### To do
Render every entry verbatim.

Saved entries:

———

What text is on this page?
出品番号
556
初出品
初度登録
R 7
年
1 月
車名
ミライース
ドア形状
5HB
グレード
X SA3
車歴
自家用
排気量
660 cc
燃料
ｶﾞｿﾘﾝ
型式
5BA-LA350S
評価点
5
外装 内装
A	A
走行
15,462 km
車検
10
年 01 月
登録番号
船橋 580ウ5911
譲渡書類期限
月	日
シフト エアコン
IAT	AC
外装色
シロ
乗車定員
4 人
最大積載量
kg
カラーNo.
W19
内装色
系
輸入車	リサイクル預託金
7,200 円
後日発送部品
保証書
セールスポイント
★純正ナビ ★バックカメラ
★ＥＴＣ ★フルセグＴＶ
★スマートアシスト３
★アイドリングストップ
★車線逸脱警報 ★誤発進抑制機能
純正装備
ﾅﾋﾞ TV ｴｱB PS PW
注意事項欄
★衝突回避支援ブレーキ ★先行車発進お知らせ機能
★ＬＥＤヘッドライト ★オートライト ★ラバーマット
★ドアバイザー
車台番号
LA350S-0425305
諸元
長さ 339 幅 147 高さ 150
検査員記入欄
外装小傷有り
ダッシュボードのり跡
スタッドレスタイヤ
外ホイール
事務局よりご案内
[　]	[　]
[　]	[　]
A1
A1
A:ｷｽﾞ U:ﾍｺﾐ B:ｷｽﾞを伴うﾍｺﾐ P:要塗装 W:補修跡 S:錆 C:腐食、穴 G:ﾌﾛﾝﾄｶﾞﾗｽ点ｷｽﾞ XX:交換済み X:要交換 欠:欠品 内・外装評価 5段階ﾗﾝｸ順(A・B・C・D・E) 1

———

### Solution to this problem
What text is on this page?
出品番号
556
初出品
初度登録
R 7
年
1 月
車名
ミライース
ドア形状
5HB
グレード
X SA3
車歴
自家用
排気量
660 cc
燃料
ｶﾞｿﾘﾝ
型式
5BA-LA350S
評価点
5
外装 内装
A	A
走行
15,462 km
車検
10
年 01 月
登録番号
船橋 580ウ5911
譲渡書類期限
月	日
シフト エアコン
IAT	AC
外装色
シロ
乗車定員
4 人
最大積載量
kg
カラーNo.
W19
内装色
系
輸入車	リサイクル預託金
7,200 円
後日発送部品
保証書
セールスポイント
★純正ナビ ★バックカメラ
★ＥＴＣ ★フルセグＴＶ
★スマートアシスト３
★アイドリングストップ
★車線逸脱警報 ★誤発進抑制機能
純正装備
ﾅﾋﾞ TV ｴｱB PS PW
注意事項欄
★衝突回避支援ブレーキ ★先行車発進お知らせ機能
★ＬＥＤヘッドライト ★オートライト ★ラバーマット
★ドアバイザー
車台番号
LA350S-0425305
諸元
長さ 339 幅 147 高さ 150
検査員記入欄
外装小傷有り
ダッシュボードのり跡
スタッドレスタイヤ
外ホイール
事務局よりご案内
[　]	[　]
[　]	[　]
A1
A1
A:ｷｽﾞ U:ﾍｺﾐ B:ｷｽﾞを伴うﾍｺﾐ P:要塗装 W:補修跡 S:錆 C:腐食、穴 G:ﾌﾛﾝﾄｶﾞﾗｽ点ｷｽﾞ XX:交換済み X:要交換 欠:欠品 内・外装評価 5段階ﾗﾝｸ順(A・B・C・D・E) 1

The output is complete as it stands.